-- Begin The data --
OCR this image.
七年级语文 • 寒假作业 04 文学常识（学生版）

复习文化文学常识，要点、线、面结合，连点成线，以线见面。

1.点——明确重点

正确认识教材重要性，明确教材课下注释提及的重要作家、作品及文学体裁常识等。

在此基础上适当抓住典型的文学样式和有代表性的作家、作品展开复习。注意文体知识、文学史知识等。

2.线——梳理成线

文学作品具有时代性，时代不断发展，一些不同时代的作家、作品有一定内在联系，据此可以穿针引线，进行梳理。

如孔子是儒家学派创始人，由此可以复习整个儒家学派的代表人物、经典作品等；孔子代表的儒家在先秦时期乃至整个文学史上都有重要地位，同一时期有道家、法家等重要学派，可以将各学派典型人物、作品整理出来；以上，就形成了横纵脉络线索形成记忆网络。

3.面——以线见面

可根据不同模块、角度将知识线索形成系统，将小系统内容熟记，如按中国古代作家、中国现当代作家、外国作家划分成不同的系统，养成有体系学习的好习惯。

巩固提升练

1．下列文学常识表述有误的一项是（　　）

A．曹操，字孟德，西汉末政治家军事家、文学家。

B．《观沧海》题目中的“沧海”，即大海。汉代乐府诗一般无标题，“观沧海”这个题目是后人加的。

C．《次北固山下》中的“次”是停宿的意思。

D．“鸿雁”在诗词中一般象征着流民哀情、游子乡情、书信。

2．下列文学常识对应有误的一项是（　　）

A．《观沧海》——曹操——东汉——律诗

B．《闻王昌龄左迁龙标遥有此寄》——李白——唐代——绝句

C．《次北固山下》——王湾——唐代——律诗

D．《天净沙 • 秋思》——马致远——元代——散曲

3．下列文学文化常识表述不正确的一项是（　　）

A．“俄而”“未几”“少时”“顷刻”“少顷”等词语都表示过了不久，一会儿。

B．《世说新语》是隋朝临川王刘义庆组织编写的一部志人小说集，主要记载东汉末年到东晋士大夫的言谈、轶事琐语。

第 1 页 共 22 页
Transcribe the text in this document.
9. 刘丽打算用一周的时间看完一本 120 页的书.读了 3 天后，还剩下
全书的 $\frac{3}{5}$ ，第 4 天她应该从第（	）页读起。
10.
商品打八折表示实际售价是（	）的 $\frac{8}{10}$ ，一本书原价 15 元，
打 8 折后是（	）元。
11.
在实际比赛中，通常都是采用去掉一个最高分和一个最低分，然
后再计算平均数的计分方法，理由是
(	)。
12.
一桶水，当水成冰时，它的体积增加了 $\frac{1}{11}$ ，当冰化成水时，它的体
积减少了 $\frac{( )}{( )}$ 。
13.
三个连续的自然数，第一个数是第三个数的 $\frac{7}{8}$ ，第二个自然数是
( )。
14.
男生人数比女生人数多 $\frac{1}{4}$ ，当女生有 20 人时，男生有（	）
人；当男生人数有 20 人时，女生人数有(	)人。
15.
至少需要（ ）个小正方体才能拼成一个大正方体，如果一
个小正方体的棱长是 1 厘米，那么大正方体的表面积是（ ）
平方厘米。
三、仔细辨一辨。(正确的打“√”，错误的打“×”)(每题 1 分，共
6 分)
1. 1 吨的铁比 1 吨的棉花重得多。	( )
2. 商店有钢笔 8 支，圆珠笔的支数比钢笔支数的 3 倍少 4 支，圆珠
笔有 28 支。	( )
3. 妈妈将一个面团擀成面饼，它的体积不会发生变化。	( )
-- End The data --
Your objective — Every line from the one containing "Transcribe the text in this document." through the last line must be copied exactly; leave out the rest.

Exercise response —
Transcribe the text in this document.
9. 刘丽打算用一周的时间看完一本 120 页的书.读了 3 天后，还剩下
全书的 $\frac{3}{5}$ ，第 4 天她应该从第（	）页读起。
10.
商品打八折表示实际售价是（	）的 $\frac{8}{10}$ ，一本书原价 15 元，
打 8 折后是（	）元。
11.
在实际比赛中，通常都是采用去掉一个最高分和一个最低分，然
后再计算平均数的计分方法，理由是
(	)。
12.
一桶水，当水成冰时，它的体积增加了 $\frac{1}{11}$ ，当冰化成水时，它的体
积减少了 $\frac{( )}{( )}$ 。
13.
三个连续的自然数，第一个数是第三个数的 $\frac{7}{8}$ ，第二个自然数是
( )。
14.
男生人数比女生人数多 $\frac{1}{4}$ ，当女生有 20 人时，男生有（	）
人；当男生人数有 20 人时，女生人数有(	)人。
15.
至少需要（ ）个小正方体才能拼成一个大正方体，如果一
个小正方体的棱长是 1 厘米，那么大正方体的表面积是（ ）
平方厘米。
三、仔细辨一辨。(正确的打“√”，错误的打“×”)(每题 1 分，共
6 分)
1. 1 吨的铁比 1 吨的棉花重得多。	( )
2. 商店有钢笔 8 支，圆珠笔的支数比钢笔支数的 3 倍少 4 支，圆珠
笔有 28 支。	( )
3. 妈妈将一个面团擀成面饼，它的体积不会发生变化。	( )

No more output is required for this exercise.